/---
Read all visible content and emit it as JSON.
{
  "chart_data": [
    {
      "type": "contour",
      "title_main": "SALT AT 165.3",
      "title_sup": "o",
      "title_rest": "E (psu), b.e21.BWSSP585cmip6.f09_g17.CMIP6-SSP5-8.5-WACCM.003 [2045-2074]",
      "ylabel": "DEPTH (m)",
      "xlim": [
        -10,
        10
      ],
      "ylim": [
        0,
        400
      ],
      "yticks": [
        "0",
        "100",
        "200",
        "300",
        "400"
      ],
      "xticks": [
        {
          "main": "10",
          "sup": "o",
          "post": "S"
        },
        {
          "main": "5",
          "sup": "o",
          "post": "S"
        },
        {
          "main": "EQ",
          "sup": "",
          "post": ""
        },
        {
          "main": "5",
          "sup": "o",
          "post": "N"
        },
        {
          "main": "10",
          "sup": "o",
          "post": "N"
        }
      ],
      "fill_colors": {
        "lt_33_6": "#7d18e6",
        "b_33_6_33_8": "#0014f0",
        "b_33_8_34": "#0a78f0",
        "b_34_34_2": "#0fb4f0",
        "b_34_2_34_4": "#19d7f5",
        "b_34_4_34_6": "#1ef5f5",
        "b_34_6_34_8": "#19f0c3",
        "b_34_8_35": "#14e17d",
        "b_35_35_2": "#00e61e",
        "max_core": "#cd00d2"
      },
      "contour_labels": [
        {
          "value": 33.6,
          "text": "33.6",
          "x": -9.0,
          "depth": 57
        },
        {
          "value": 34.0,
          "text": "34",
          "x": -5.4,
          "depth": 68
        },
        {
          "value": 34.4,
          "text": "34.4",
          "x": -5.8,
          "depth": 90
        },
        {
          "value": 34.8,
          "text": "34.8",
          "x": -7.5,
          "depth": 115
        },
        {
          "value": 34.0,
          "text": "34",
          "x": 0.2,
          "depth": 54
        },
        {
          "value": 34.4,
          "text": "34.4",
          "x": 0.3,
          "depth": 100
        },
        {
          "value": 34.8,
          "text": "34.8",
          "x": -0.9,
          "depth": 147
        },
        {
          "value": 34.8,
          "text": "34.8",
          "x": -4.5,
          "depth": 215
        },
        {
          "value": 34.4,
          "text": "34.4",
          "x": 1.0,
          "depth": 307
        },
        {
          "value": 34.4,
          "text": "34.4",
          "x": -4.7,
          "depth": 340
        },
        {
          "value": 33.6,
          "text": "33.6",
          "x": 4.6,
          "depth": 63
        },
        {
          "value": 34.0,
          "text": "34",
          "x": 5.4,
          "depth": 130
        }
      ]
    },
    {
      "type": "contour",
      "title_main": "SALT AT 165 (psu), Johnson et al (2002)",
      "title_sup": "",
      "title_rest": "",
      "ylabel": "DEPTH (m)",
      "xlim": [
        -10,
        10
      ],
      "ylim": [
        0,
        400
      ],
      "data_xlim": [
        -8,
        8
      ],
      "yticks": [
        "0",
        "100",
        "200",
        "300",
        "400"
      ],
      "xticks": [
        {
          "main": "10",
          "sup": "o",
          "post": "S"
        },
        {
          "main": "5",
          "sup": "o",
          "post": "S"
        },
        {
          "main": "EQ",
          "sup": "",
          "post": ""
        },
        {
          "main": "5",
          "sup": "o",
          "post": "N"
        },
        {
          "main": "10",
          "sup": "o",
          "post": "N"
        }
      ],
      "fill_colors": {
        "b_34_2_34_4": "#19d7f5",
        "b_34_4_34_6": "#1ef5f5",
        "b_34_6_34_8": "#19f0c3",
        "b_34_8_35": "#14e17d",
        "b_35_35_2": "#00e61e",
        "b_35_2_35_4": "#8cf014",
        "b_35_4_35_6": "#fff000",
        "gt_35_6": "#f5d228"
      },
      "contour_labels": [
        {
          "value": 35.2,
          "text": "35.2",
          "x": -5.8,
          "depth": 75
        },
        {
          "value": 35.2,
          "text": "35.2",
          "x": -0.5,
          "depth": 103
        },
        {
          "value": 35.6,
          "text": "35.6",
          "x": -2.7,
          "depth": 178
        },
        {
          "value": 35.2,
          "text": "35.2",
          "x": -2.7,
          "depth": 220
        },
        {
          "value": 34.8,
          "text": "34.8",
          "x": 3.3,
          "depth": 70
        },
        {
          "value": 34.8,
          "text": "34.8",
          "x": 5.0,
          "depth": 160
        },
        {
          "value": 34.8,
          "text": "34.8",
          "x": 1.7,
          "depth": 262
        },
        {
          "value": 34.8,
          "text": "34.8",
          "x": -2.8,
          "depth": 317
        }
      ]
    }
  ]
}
\---
Requirement: Please repeat the material above, word for word and in full.

Task response:
Read all visible content and emit it as JSON.
{
  "chart_data": [
    {
      "type": "contour",
      "title_main": "SALT AT 165.3",
      "title_sup": "o",
      "title_rest": "E (psu), b.e21.BWSSP585cmip6.f09_g17.CMIP6-SSP5-8.5-WACCM.003 [2045-2074]",
      "ylabel": "DEPTH (m)",
      "xlim": [
        -10,
        10
      ],
      "ylim": [
        0,
        400
      ],
      "yticks": [
        "0",
        "100",
        "200",
        "300",
        "400"
      ],
      "xticks": [
        {
          "main": "10",
          "sup": "o",
          "post": "S"
        },
        {
          "main": "5",
          "sup": "o",
          "post": "S"
        },
        {
          "main": "EQ",
          "sup": "",
          "post": ""
        },
        {
          "main": "5",
          "sup": "o",
          "post": "N"
        },
        {
          "main": "10",
          "sup": "o",
          "post": "N"
        }
      ],
      "fill_colors": {
        "lt_33_6": "#7d18e6",
        "b_33_6_33_8": "#0014f0",
        "b_33_8_34": "#0a78f0",
        "b_34_34_2": "#0fb4f0",
        "b_34_2_34_4": "#19d7f5",
        "b_34_4_34_6": "#1ef5f5",
        "b_34_6_34_8": "#19f0c3",
        "b_34_8_35": "#14e17d",
        "b_35_35_2": "#00e61e",
        "max_core": "#cd00d2"
      },
      "contour_labels": [
        {
          "value": 33.6,
          "text": "33.6",
          "x": -9.0,
          "depth": 57
        },
        {
          "value": 34.0,
          "text": "34",
          "x": -5.4,
          "depth": 68
        },
        {
          "value": 34.4,
          "text": "34.4",
          "x": -5.8,
          "depth": 90
        },
        {
          "value": 34.8,
          "text": "34.8",
          "x": -7.5,
          "depth": 115
        },
        {
          "value": 34.0,
          "text": "34",
          "x": 0.2,
          "depth": 54
        },
        {
          "value": 34.4,
          "text": "34.4",
          "x": 0.3,
          "depth": 100
        },
        {
          "value": 34.8,
          "text": "34.8",
          "x": -0.9,
          "depth": 147
        },
        {
          "value": 34.8,
          "text": "34.8",
          "x": -4.5,
          "depth": 215
        },
        {
          "value": 34.4,
          "text": "34.4",
          "x": 1.0,
          "depth": 307
        },
        {
          "value": 34.4,
          "text": "34.4",
          "x": -4.7,
          "depth": 340
        },
        {
          "value": 33.6,
          "text": "33.6",
          "x": 4.6,
          "depth": 63
        },
        {
          "value": 34.0,
          "text": "34",
          "x": 5.4,
          "depth": 130
        }
      ]
    },
    {
      "type": "contour",
      "title_main": "SALT AT 165 (psu), Johnson et al (2002)",
      "title_sup": "",
      "title_rest": "",
      "ylabel": "DEPTH (m)",
      "xlim": [
        -10,
        10
      ],
      "ylim": [
        0,
        400
      ],
      "data_xlim": [
        -8,
        8
      ],
      "yticks": [
        "0",
        "100",
        "200",
        "300",
        "400"
      ],
      "xticks": [
        {
          "main": "10",
          "sup": "o",
          "post": "S"
        },
        {
          "main": "5",
          "sup": "o",
          "post": "S"
        },
        {
          "main": "EQ",
          "sup": "",
          "post": ""
        },
        {
          "main": "5",
          "sup": "o",
          "post": "N"
        },
        {
          "main": "10",
          "sup": "o",
          "post": "N"
        }
      ],
      "fill_colors": {
        "b_34_2_34_4": "#19d7f5",
        "b_34_4_34_6": "#1ef5f5",
        "b_34_6_34_8": "#19f0c3",
        "b_34_8_35": "#14e17d",
        "b_35_35_2": "#00e61e",
        "b_35_2_35_4": "#8cf014",
        "b_35_4_35_6": "#fff000",
        "gt_35_6": "#f5d228"
      },
      "contour_labels": [
        {
          "value": 35.2,
          "text": "35.2",
          "x": -5.8,
          "depth": 75
        },
        {
          "value": 35.2,
          "text": "35.2",
          "x": -0.5,
          "depth": 103
        },
        {
          "value": 35.6,
          "text": "35.6",
          "x": -2.7,
          "depth": 178
        },
        {
          "value": 35.2,
          "text": "35.2",
          "x": -2.7,
          "depth": 220
        },
        {
          "value": 34.8,
          "text": "34.8",
          "x": 3.3,
          "depth": 70
        },
        {
          "value": 34.8,
          "text": "34.8",
          "x": 5.0,
          "depth": 160
        },
        {
          "value": 34.8,
          "text": "34.8",
          "x": 1.7,
          "depth": 262
        },
        {
          "value": 34.8,
          "text": "34.8",
          "x": -2.8,
          "depth": 317
        }
      ]
    }
  ]
}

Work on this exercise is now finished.